* Begin *

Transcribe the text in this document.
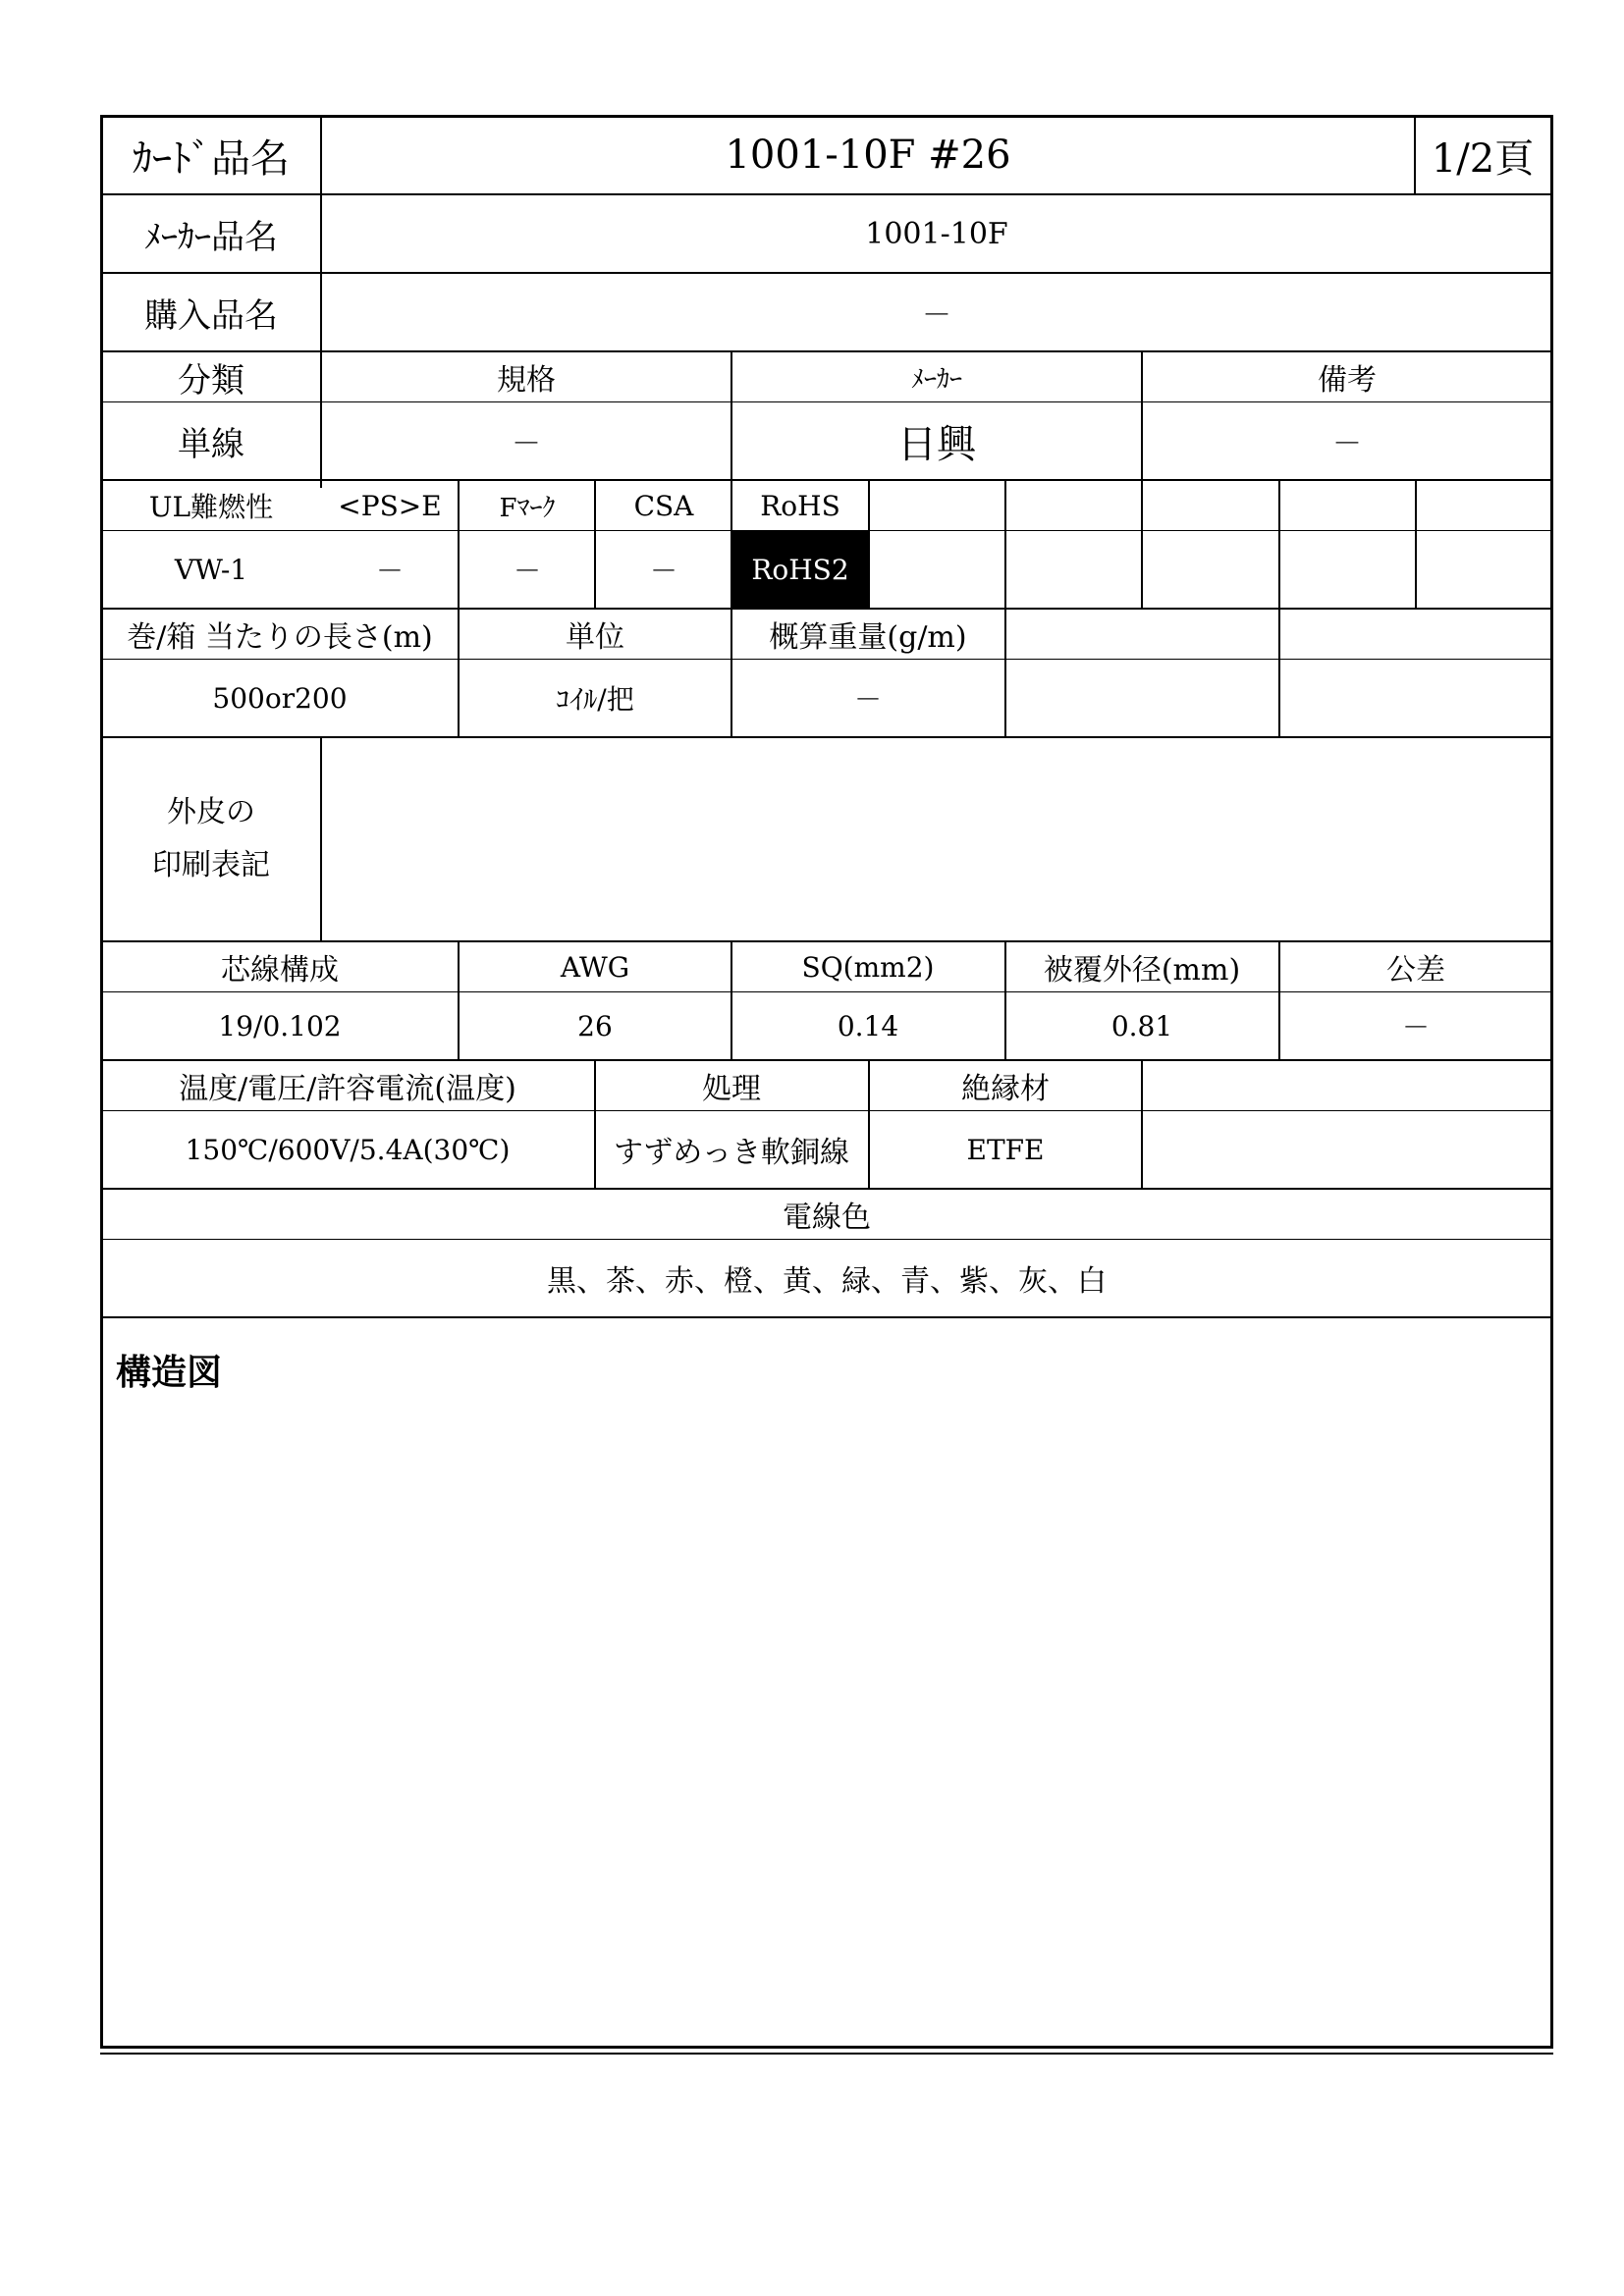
ｶｰﾄﾞ品名	1001-10F #26	1/2頁
ﾒｰｶｰ品名	1001-10F
購入品名	－
分類	規格	ﾒｰｶｰ	備考
単線	－	日興	－
UL難燃性	<PS>E	Fﾏｰｸ	CSA	RoHS
VW-1	－	－	－	RoHS2
巻/箱 当たりの長さ(m)	単位	概算重量(g/m)
500or200	ｺｲﾙ/把	－
外皮の
印刷表記
芯線構成	AWG	SQ(mm2)	被覆外径(mm)	公差
19/0.102	26	0.14	0.81	－
温度/電圧/許容電流(温度)	処理	絶縁材
150℃/600V/5.4A(30℃)	すずめっき軟銅線	ETFE
電線色
黒、茶、赤、橙、黄、緑、青、紫、灰、白
構造図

* End *

The records shown above are to be repeated exactly, with the pictures left out.

Transcribe the text in this document.
ｶｰﾄﾞ品名	1001-10F #26	1/2頁
ﾒｰｶｰ品名	1001-10F
購入品名	－
分類	規格	ﾒｰｶｰ	備考
単線	－	日興	－
UL難燃性	<PS>E	Fﾏｰｸ	CSA	RoHS
VW-1	－	－	－	RoHS2
巻/箱 当たりの長さ(m)	単位	概算重量(g/m)
500or200	ｺｲﾙ/把	－
外皮の
印刷表記
芯線構成	AWG	SQ(mm2)	被覆外径(mm)	公差
19/0.102	26	0.14	0.81	－
温度/電圧/許容電流(温度)	処理	絶縁材
150℃/600V/5.4A(30℃)	すずめっき軟銅線	ETFE
電線色
黒、茶、赤、橙、黄、緑、青、紫、灰、白
構造図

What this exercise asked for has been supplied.